-------- DATA RECORDS

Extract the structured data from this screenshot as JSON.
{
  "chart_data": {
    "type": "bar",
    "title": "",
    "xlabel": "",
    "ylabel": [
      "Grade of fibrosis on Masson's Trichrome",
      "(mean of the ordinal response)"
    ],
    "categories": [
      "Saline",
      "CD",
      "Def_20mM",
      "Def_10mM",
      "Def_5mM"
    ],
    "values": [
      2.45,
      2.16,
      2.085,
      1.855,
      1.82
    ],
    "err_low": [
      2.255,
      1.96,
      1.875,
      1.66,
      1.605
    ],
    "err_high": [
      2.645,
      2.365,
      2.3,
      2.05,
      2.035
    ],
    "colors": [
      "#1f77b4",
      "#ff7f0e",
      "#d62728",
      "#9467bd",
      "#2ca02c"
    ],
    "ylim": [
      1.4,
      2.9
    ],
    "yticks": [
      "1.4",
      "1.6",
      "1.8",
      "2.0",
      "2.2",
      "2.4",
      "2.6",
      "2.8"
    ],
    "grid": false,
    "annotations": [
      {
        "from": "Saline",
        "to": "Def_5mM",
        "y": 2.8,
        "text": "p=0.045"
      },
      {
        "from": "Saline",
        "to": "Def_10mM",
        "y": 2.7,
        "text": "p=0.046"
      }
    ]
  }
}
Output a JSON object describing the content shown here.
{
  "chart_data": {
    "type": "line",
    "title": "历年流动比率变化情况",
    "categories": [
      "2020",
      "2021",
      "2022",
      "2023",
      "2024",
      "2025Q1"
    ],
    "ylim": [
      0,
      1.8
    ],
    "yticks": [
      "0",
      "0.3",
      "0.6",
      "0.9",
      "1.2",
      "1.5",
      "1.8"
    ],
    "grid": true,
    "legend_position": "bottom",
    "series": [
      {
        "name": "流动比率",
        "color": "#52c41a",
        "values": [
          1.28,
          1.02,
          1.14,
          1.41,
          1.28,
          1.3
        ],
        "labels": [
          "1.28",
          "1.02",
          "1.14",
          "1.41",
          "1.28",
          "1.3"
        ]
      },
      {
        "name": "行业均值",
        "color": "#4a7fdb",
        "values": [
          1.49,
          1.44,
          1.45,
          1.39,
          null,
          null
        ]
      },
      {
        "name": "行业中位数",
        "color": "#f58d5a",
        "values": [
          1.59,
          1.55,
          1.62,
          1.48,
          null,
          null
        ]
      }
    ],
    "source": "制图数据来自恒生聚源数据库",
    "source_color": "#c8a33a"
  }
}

----------------

## TASK DESCRIPTION
Transcribe all of the material exactly. Omit nothing.

## ANSWER IN FULL
Extract the structured data from this screenshot as JSON.
{
  "chart_data": {
    "type": "bar",
    "title": "",
    "xlabel": "",
    "ylabel": [
      "Grade of fibrosis on Masson's Trichrome",
      "(mean of the ordinal response)"
    ],
    "categories": [
      "Saline",
      "CD",
      "Def_20mM",
      "Def_10mM",
      "Def_5mM"
    ],
    "values": [
      2.45,
      2.16,
      2.085,
      1.855,
      1.82
    ],
    "err_low": [
      2.255,
      1.96,
      1.875,
      1.66,
      1.605
    ],
    "err_high": [
      2.645,
      2.365,
      2.3,
      2.05,
      2.035
    ],
    "colors": [
      "#1f77b4",
      "#ff7f0e",
      "#d62728",
      "#9467bd",
      "#2ca02c"
    ],
    "ylim": [
      1.4,
      2.9
    ],
    "yticks": [
      "1.4",
      "1.6",
      "1.8",
      "2.0",
      "2.2",
      "2.4",
      "2.6",
      "2.8"
    ],
    "grid": false,
    "annotations": [
      {
        "from": "Saline",
        "to": "Def_5mM",
        "y": 2.8,
        "text": "p=0.045"
      },
      {
        "from": "Saline",
        "to": "Def_10mM",
        "y": 2.7,
        "text": "p=0.046"
      }
    ]
  }
}
Output a JSON object describing the content shown here.
{
  "chart_data": {
    "type": "line",
    "title": "历年流动比率变化情况",
    "categories": [
      "2020",
      "2021",
      "2022",
      "2023",
      "2024",
      "2025Q1"
    ],
    "ylim": [
      0,
      1.8
    ],
    "yticks": [
      "0",
      "0.3",
      "0.6",
      "0.9",
      "1.2",
      "1.5",
      "1.8"
    ],
    "grid": true,
    "legend_position": "bottom",
    "series": [
      {
        "name": "流动比率",
        "color": "#52c41a",
        "values": [
          1.28,
          1.02,
          1.14,
          1.41,
          1.28,
          1.3
        ],
        "labels": [
          "1.28",
          "1.02",
          "1.14",
          "1.41",
          "1.28",
          "1.3"
        ]
      },
      {
        "name": "行业均值",
        "color": "#4a7fdb",
        "values": [
          1.49,
          1.44,
          1.45,
          1.39,
          null,
          null
        ]
      },
      {
        "name": "行业中位数",
        "color": "#f58d5a",
        "values": [
          1.59,
          1.55,
          1.62,
          1.48,
          null,
          null
        ]
      }
    ],
    "source": "制图数据来自恒生聚源数据库",
    "source_color": "#c8a33a"
  }
}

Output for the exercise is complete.